— begin INFORMATION PROVIDED —
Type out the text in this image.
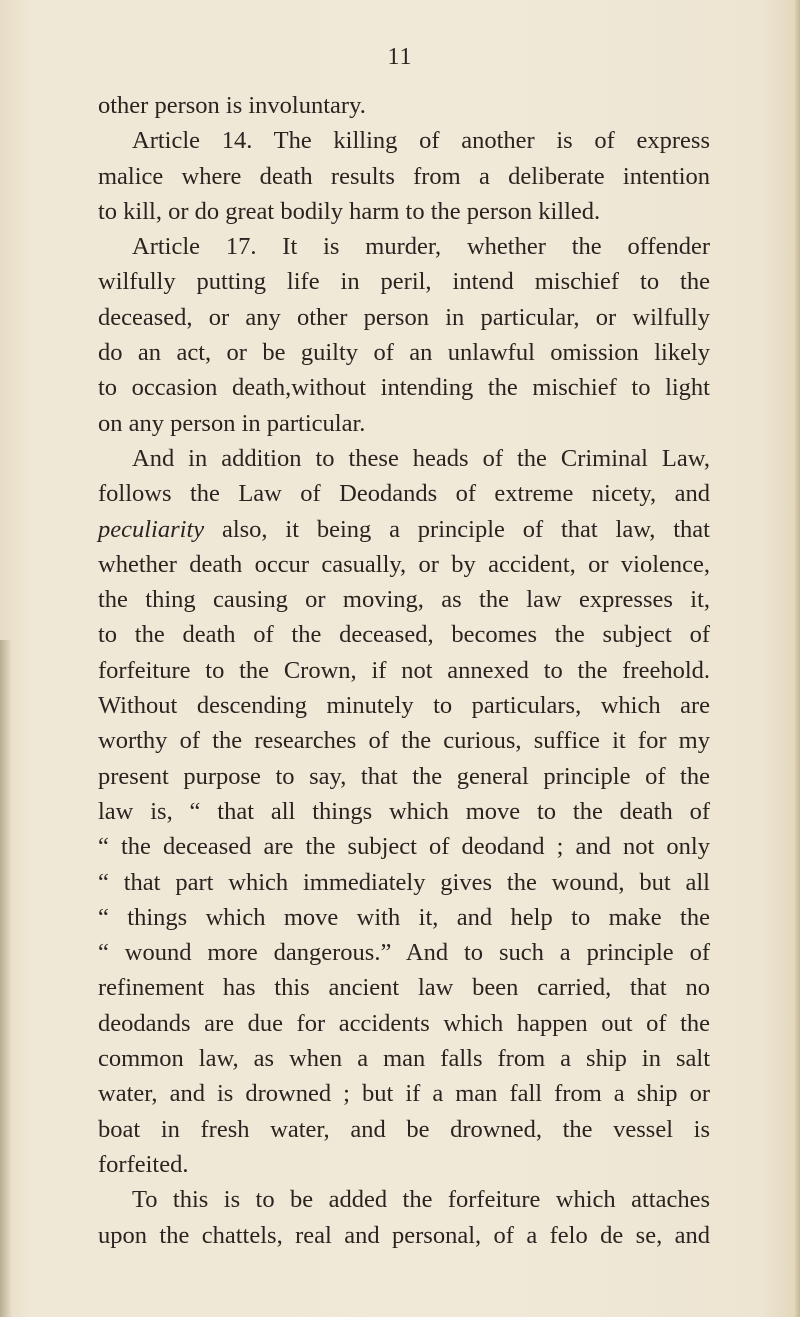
11
other person is involuntary.
Article 14. The killing of another is of express
malice where death results from a deliberate intention
to kill, or do great bodily harm to the person killed.
Article 17. It is murder, whether the offender
wilfully putting life in peril, intend mischief to the
deceased, or any other person in particular, or wilfully
do an act, or be guilty of an unlawful omission likely
to occasion death,without intending the mischief to light
on any person in particular.
And in addition to these heads of the Criminal Law,
follows the Law of Deodands of extreme nicety, and
peculiarity also, it being a principle of that law, that
whether death occur casually, or by accident, or violence,
the thing causing or moving, as the law expresses it,
to the death of the deceased, becomes the subject of
forfeiture to the Crown, if not annexed to the freehold.
Without descending minutely to particulars, which are
worthy of the researches of the curious, suffice it for my
present purpose to say, that the general principle of the
law is, “ that all things which move to the death of
“ the deceased are the subject of deodand ; and not only
“ that part which immediately gives the wound, but all
“ things which move with it, and help to make the
“ wound more dangerous.” And to such a principle of
refinement has this ancient law been carried, that no
deodands are due for accidents which happen out of the
common law, as when a man falls from a ship in salt
water, and is drowned ; but if a man fall from a ship or
boat in fresh water, and be drowned, the vessel is
forfeited.
To this is to be added the forfeiture which attaches
upon the chattels, real and personal, of a felo de se, and
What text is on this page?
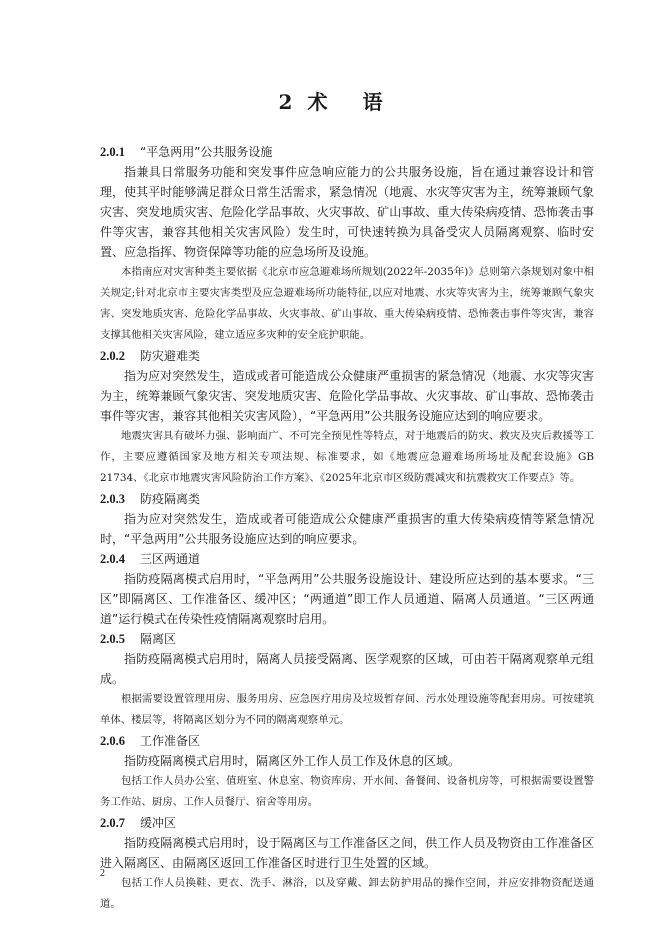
2 术 语
2.0.1 “平急两用”公共服务设施

指兼具日常服务功能和突发事件应急响应能力的公共服务设施，旨在通过兼容设计和管理，使其平时能够满足群众日常生活需求，紧急情况（地震、水灾等灾害为主，统筹兼顾气象灾害、突发地质灾害、危险化学品事故、火灾事故、矿山事故、重大传染病疫情、恐怖袭击事件等灾害，兼容其他相关灾害风险）发生时，可快速转换为具备受灾人员隔离观察、临时安置、应急指挥、物资保障等功能的应急场所及设施。

本指南应对灾害种类主要依据《北京市应急避难场所规划(2022年-2035年)》总则第六条规划对象中相关规定;针对北京市主要灾害类型及应急避难场所功能特征,以应对地震、水灾等灾害为主，统筹兼顾气象灾害、突发地质灾害、危险化学品事故、火灾事故、矿山事故、重大传染病疫情、恐怖袭击事件等灾害，兼容支撑其他相关灾害风险，建立适应多灾种的安全庇护职能。

2.0.2 防灾避难类

指为应对突然发生，造成或者可能造成公众健康严重损害的紧急情况（地震、水灾等灾害为主，统筹兼顾气象灾害、突发地质灾害、危险化学品事故、火灾事故、矿山事故、恐怖袭击事件等灾害，兼容其他相关灾害风险），“平急两用”公共服务设施应达到的响应要求。

地震灾害具有破坏力强、影响面广、不可完全预见性等特点，对于地震后的防灾、救灾及灾后救援等工作，主要应遵循国家及地方相关专项法规、标准要求，如《地震应急避难场所场址及配套设施》GB 21734、《北京市地震灾害风险防治工作方案》、《2025年北京市区级防震减灾和抗震救灾工作要点》等。

2.0.3 防疫隔离类

指为应对突然发生，造成或者可能造成公众健康严重损害的重大传染病疫情等紧急情况时，“平急两用”公共服务设施应达到的响应要求。

2.0.4 三区两通道

指防疫隔离模式启用时，“平急两用”公共服务设施设计、建设所应达到的基本要求。“三区”即隔离区、工作准备区、缓冲区；“两通道”即工作人员通道、隔离人员通道。“三区两通道”运行模式在传染性疫情隔离观察时启用。

2.0.5 隔离区

指防疫隔离模式启用时，隔离人员接受隔离、医学观察的区域，可由若干隔离观察单元组成。

根据需要设置管理用房、服务用房、应急医疗用房及垃圾暂存间、污水处理设施等配套用房。可按建筑单体、楼层等，将隔离区划分为不同的隔离观察单元。

2.0.6 工作准备区

指防疫隔离模式启用时，隔离区外工作人员工作及休息的区域。

包括工作人员办公室、值班室、休息室、物资库房、开水间、备餐间、设备机房等，可根据需要设置警务工作站、厨房、工作人员餐厅、宿舍等用房。

2.0.7 缓冲区

指防疫隔离模式启用时，设于隔离区与工作准备区之间，供工作人员及物资由工作准备区进入隔离区、由隔离区返回工作准备区时进行卫生处置的区域。

包括工作人员换鞋、更衣、洗手、淋浴，以及穿戴、卸去防护用品的操作空间，并应安排物资配送通道。

2
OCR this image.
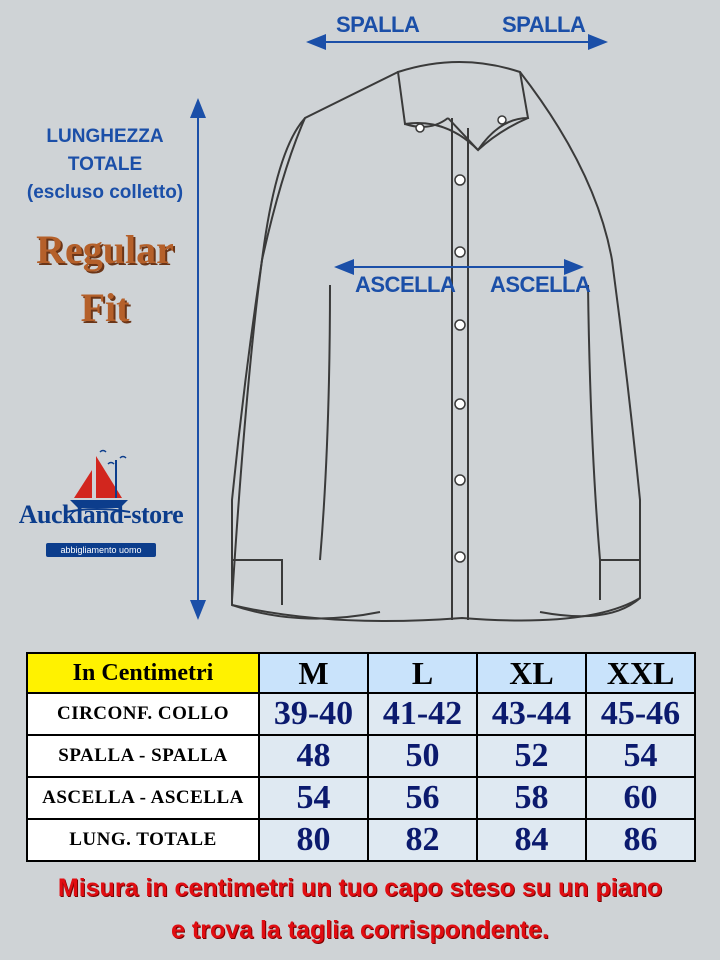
SPALLA	SPALLA
ASCELLA ASCELLA
LUNGHEZZA
TOTALE
(escluso colletto)
Regular
Fit
Auckland-store
abbigliamento uomo
In Centimetri	M	L	XL	XXL
CIRCONF. COLLO	39-40	41-42	43-44	45-46
SPALLA - SPALLA	48	50	52	54
ASCELLA - ASCELLA	54	56	58	60
LUNG. TOTALE	80	82	84	86
Misura in centimetri un tuo capo steso su un piano
e trova la taglia corrispondente.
— end INFORMATION PROVIDED —
**WORK TO DO**
Starting at the line that contains "OCR this image.", write out every line through the end of the entries, both ends included, without any pictures.

**SOLVED PROBLEM**
OCR this image.
SPALLA	SPALLA
ASCELLA ASCELLA
LUNGHEZZA
TOTALE
(escluso colletto)
Regular
Fit
Auckland-store
abbigliamento uomo
In Centimetri	M	L	XL	XXL
CIRCONF. COLLO	39-40	41-42	43-44	45-46
SPALLA - SPALLA	48	50	52	54
ASCELLA - ASCELLA	54	56	58	60
LUNG. TOTALE	80	82	84	86
Misura in centimetri un tuo capo steso su un piano
e trova la taglia corrispondente.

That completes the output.